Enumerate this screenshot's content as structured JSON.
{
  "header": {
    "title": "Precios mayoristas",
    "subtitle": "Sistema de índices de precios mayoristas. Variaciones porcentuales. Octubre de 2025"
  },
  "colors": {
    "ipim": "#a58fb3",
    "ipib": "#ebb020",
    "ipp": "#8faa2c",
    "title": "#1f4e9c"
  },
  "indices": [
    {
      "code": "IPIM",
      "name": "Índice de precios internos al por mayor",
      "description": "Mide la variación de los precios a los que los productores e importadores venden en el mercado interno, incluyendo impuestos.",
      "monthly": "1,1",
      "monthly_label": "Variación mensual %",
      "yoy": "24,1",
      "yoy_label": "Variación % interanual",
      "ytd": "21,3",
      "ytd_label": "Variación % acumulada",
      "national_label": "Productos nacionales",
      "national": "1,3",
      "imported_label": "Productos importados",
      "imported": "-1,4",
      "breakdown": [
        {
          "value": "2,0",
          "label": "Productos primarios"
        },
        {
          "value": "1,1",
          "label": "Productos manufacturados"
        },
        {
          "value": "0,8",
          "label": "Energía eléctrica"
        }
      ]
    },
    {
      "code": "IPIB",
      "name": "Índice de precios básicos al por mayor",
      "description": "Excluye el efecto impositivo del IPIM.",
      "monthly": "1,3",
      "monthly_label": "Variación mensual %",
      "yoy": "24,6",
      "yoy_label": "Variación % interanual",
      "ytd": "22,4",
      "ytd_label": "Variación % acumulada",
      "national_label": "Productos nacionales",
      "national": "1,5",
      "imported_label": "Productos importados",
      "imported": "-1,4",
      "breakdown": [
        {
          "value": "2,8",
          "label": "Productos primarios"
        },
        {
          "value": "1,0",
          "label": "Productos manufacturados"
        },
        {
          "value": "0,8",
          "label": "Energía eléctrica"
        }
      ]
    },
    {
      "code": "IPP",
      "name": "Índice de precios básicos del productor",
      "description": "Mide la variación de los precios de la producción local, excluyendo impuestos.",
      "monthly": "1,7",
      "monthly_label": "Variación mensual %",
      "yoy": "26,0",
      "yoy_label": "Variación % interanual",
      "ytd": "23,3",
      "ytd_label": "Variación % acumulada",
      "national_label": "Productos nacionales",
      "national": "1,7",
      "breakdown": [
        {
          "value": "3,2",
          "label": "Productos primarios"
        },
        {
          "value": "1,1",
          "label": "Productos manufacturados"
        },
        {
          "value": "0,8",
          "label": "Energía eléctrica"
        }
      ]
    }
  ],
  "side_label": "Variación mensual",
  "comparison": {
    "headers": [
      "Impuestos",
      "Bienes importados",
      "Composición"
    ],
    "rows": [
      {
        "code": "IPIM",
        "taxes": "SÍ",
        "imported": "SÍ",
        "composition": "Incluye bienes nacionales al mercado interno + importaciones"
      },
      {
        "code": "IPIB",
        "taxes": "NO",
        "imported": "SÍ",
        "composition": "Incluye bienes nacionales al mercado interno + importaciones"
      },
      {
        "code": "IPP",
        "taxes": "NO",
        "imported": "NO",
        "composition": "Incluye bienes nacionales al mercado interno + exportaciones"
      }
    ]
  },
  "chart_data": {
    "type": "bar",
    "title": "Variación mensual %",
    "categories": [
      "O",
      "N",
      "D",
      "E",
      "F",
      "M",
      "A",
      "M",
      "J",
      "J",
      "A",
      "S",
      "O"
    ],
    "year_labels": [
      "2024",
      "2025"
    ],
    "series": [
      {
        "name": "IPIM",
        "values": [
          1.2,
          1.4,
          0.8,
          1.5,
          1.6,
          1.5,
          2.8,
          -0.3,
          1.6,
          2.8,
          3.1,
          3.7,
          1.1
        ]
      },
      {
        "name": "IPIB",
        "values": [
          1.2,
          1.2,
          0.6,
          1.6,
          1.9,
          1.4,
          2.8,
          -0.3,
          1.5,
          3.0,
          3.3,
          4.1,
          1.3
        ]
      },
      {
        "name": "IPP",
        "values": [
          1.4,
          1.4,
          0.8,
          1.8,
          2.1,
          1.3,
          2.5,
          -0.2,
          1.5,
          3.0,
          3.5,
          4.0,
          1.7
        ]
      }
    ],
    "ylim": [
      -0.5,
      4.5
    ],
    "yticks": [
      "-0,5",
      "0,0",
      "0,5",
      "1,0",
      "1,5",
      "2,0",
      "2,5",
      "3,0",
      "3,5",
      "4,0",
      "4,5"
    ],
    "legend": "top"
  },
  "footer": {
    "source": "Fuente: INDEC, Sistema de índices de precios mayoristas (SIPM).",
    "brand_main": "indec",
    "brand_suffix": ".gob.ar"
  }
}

— Description of the task —
Look through the material above and pick out each line holding the word "mayoristas".

— Exercise result —
    "title": "Precios mayoristas",
    "subtitle": "Sistema de índices de precios mayoristas. Variaciones porcentuales. Octubre de 2025"
    "source": "Fuente: INDEC, Sistema de índices de precios mayoristas (SIPM).",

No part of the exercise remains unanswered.